Stated exercise: Skip every image and restate the data word for word.

Records shown:
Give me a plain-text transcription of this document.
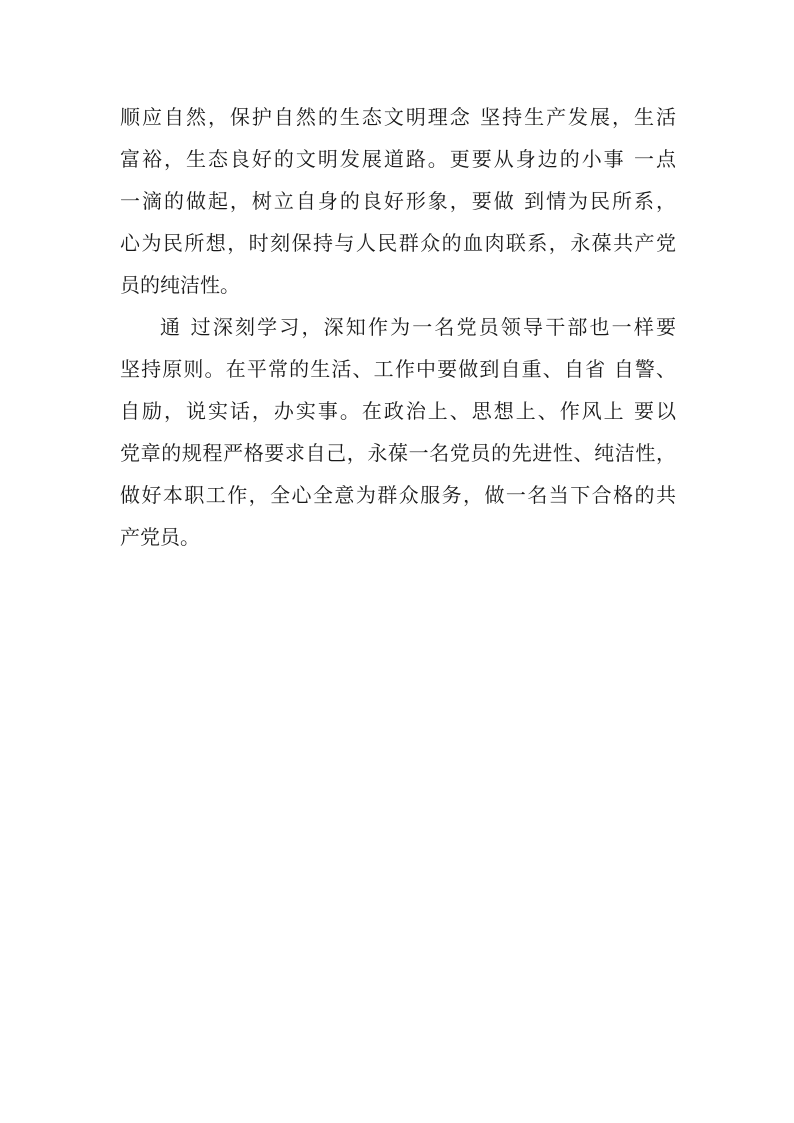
顺应自然，保护自然的生态文明理念 坚持生产发展，生活
富裕，生态良好的文明发展道路。更要从身边的小事 一点
一滴的做起，树立自身的良好形象，要做 到情为民所系，
心为民所想，时刻保持与人民群众的血肉联系，永葆共产党
员的纯洁性。
通 过深刻学习，深知作为一名党员领导干部也一样要
坚持原则。在平常的生活、工作中要做到自重、自省 自警、
自励，说实话，办实事。在政治上、思想上、作风上 要以
党章的规程严格要求自己，永葆一名党员的先进性、纯洁性，
做好本职工作，全心全意为群众服务，做一名当下合格的共
产党员。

Finished exercise:
Give me a plain-text transcription of this document.
顺应自然，保护自然的生态文明理念 坚持生产发展，生活
富裕，生态良好的文明发展道路。更要从身边的小事 一点
一滴的做起，树立自身的良好形象，要做 到情为民所系，
心为民所想，时刻保持与人民群众的血肉联系，永葆共产党
员的纯洁性。
通 过深刻学习，深知作为一名党员领导干部也一样要
坚持原则。在平常的生活、工作中要做到自重、自省 自警、
自励，说实话，办实事。在政治上、思想上、作风上 要以
党章的规程严格要求自己，永葆一名党员的先进性、纯洁性，
做好本职工作，全心全意为群众服务，做一名当下合格的共
产党员。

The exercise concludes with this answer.